Dataset excerpts:
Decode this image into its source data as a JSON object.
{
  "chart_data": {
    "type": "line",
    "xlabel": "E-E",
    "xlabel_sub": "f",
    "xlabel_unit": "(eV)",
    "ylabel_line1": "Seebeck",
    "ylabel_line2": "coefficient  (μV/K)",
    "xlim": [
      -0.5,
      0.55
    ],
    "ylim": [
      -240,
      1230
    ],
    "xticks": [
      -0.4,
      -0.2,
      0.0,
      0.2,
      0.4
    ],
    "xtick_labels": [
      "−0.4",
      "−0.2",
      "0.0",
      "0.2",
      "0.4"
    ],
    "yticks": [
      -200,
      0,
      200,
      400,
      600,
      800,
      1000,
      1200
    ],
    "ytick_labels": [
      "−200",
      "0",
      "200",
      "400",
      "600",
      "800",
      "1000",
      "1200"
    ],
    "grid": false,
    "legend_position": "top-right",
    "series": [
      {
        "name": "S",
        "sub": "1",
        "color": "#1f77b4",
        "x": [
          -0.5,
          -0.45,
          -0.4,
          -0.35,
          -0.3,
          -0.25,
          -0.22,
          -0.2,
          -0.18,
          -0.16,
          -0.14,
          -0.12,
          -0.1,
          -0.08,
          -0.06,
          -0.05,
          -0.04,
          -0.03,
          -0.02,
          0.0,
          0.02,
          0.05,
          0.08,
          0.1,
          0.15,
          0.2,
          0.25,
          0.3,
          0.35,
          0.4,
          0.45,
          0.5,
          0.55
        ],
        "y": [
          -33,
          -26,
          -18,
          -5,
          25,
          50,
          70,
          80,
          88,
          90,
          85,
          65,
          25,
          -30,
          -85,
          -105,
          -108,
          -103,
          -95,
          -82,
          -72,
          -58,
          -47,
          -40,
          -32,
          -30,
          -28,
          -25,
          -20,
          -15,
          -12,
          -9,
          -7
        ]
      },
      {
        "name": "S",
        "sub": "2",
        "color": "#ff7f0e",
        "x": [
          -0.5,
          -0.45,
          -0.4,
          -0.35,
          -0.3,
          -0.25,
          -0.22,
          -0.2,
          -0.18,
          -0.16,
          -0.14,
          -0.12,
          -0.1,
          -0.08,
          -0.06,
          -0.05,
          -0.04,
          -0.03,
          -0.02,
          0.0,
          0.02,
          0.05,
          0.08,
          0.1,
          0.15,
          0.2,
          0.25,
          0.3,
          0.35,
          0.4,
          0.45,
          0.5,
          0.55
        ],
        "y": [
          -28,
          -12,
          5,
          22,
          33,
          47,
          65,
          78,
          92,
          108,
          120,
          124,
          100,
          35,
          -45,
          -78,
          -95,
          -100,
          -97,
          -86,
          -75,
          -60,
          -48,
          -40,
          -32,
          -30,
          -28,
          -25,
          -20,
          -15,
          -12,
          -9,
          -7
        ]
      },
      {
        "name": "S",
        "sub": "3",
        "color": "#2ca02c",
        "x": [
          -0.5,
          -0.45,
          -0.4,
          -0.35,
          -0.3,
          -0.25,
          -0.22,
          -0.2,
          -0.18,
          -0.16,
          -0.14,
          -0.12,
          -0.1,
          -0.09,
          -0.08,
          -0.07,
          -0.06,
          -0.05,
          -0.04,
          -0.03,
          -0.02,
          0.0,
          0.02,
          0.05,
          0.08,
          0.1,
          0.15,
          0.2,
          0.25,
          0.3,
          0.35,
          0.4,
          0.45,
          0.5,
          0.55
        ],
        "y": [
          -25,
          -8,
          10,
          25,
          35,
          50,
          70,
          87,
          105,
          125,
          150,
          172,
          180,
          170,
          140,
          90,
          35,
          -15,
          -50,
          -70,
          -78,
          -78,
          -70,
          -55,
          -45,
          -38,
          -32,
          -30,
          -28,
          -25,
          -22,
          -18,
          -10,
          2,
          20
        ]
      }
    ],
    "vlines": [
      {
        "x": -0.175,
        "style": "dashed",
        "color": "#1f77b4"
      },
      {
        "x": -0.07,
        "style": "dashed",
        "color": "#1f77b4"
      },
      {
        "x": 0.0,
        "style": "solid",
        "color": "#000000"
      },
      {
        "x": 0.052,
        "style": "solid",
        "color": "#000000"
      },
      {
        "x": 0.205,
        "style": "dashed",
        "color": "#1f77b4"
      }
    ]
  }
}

Given problem:
Print the complete listing again, exactly as it stands.

Output of the task:
Decode this image into its source data as a JSON object.
{
  "chart_data": {
    "type": "line",
    "xlabel": "E-E",
    "xlabel_sub": "f",
    "xlabel_unit": "(eV)",
    "ylabel_line1": "Seebeck",
    "ylabel_line2": "coefficient  (μV/K)",
    "xlim": [
      -0.5,
      0.55
    ],
    "ylim": [
      -240,
      1230
    ],
    "xticks": [
      -0.4,
      -0.2,
      0.0,
      0.2,
      0.4
    ],
    "xtick_labels": [
      "−0.4",
      "−0.2",
      "0.0",
      "0.2",
      "0.4"
    ],
    "yticks": [
      -200,
      0,
      200,
      400,
      600,
      800,
      1000,
      1200
    ],
    "ytick_labels": [
      "−200",
      "0",
      "200",
      "400",
      "600",
      "800",
      "1000",
      "1200"
    ],
    "grid": false,
    "legend_position": "top-right",
    "series": [
      {
        "name": "S",
        "sub": "1",
        "color": "#1f77b4",
        "x": [
          -0.5,
          -0.45,
          -0.4,
          -0.35,
          -0.3,
          -0.25,
          -0.22,
          -0.2,
          -0.18,
          -0.16,
          -0.14,
          -0.12,
          -0.1,
          -0.08,
          -0.06,
          -0.05,
          -0.04,
          -0.03,
          -0.02,
          0.0,
          0.02,
          0.05,
          0.08,
          0.1,
          0.15,
          0.2,
          0.25,
          0.3,
          0.35,
          0.4,
          0.45,
          0.5,
          0.55
        ],
        "y": [
          -33,
          -26,
          -18,
          -5,
          25,
          50,
          70,
          80,
          88,
          90,
          85,
          65,
          25,
          -30,
          -85,
          -105,
          -108,
          -103,
          -95,
          -82,
          -72,
          -58,
          -47,
          -40,
          -32,
          -30,
          -28,
          -25,
          -20,
          -15,
          -12,
          -9,
          -7
        ]
      },
      {
        "name": "S",
        "sub": "2",
        "color": "#ff7f0e",
        "x": [
          -0.5,
          -0.45,
          -0.4,
          -0.35,
          -0.3,
          -0.25,
          -0.22,
          -0.2,
          -0.18,
          -0.16,
          -0.14,
          -0.12,
          -0.1,
          -0.08,
          -0.06,
          -0.05,
          -0.04,
          -0.03,
          -0.02,
          0.0,
          0.02,
          0.05,
          0.08,
          0.1,
          0.15,
          0.2,
          0.25,
          0.3,
          0.35,
          0.4,
          0.45,
          0.5,
          0.55
        ],
        "y": [
          -28,
          -12,
          5,
          22,
          33,
          47,
          65,
          78,
          92,
          108,
          120,
          124,
          100,
          35,
          -45,
          -78,
          -95,
          -100,
          -97,
          -86,
          -75,
          -60,
          -48,
          -40,
          -32,
          -30,
          -28,
          -25,
          -20,
          -15,
          -12,
          -9,
          -7
        ]
      },
      {
        "name": "S",
        "sub": "3",
        "color": "#2ca02c",
        "x": [
          -0.5,
          -0.45,
          -0.4,
          -0.35,
          -0.3,
          -0.25,
          -0.22,
          -0.2,
          -0.18,
          -0.16,
          -0.14,
          -0.12,
          -0.1,
          -0.09,
          -0.08,
          -0.07,
          -0.06,
          -0.05,
          -0.04,
          -0.03,
          -0.02,
          0.0,
          0.02,
          0.05,
          0.08,
          0.1,
          0.15,
          0.2,
          0.25,
          0.3,
          0.35,
          0.4,
          0.45,
          0.5,
          0.55
        ],
        "y": [
          -25,
          -8,
          10,
          25,
          35,
          50,
          70,
          87,
          105,
          125,
          150,
          172,
          180,
          170,
          140,
          90,
          35,
          -15,
          -50,
          -70,
          -78,
          -78,
          -70,
          -55,
          -45,
          -38,
          -32,
          -30,
          -28,
          -25,
          -22,
          -18,
          -10,
          2,
          20
        ]
      }
    ],
    "vlines": [
      {
        "x": -0.175,
        "style": "dashed",
        "color": "#1f77b4"
      },
      {
        "x": -0.07,
        "style": "dashed",
        "color": "#1f77b4"
      },
      {
        "x": 0.0,
        "style": "solid",
        "color": "#000000"
      },
      {
        "x": 0.052,
        "style": "solid",
        "color": "#000000"
      },
      {
        "x": 0.205,
        "style": "dashed",
        "color": "#1f77b4"
      }
    ]
  }
}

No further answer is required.